» **Data rows**
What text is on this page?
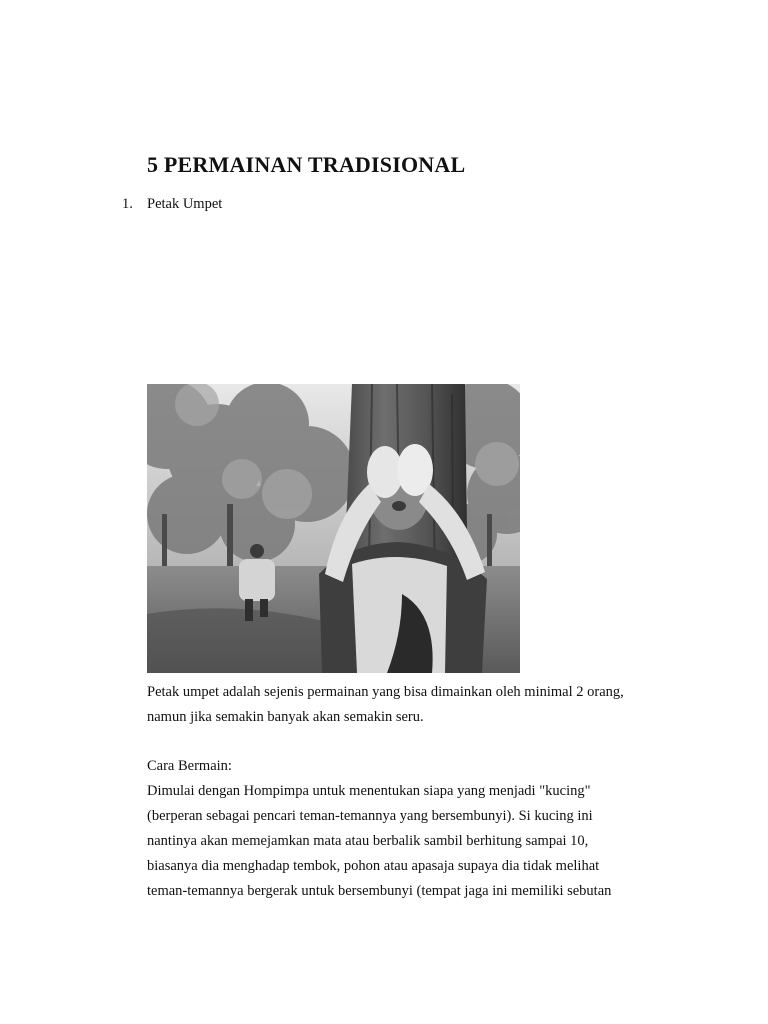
5 PERMAINAN TRADISIONAL
1. Petak Umpet
Petak umpet adalah sejenis permainan yang bisa dimainkan oleh minimal 2 orang,
namun jika semakin banyak akan semakin seru.
Cara Bermain:
Dimulai dengan Hompimpa untuk menentukan siapa yang menjadi "kucing"
(berperan sebagai pencari teman-temannya yang bersembunyi). Si kucing ini
nantinya akan memejamkan mata atau berbalik sambil berhitung sampai 10,
biasanya dia menghadap tembok, pohon atau apasaja supaya dia tidak melihat
teman-temannya bergerak untuk bersembunyi (tempat jaga ini memiliki sebutan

» **Your goal**
Leave out the pictures and print every line of the data exactly.

» **Exercise answer**
What text is on this page?
5 PERMAINAN TRADISIONAL
1. Petak Umpet
Petak umpet adalah sejenis permainan yang bisa dimainkan oleh minimal 2 orang,
namun jika semakin banyak akan semakin seru.
Cara Bermain:
Dimulai dengan Hompimpa untuk menentukan siapa yang menjadi "kucing"
(berperan sebagai pencari teman-temannya yang bersembunyi). Si kucing ini
nantinya akan memejamkan mata atau berbalik sambil berhitung sampai 10,
biasanya dia menghadap tembok, pohon atau apasaja supaya dia tidak melihat
teman-temannya bergerak untuk bersembunyi (tempat jaga ini memiliki sebutan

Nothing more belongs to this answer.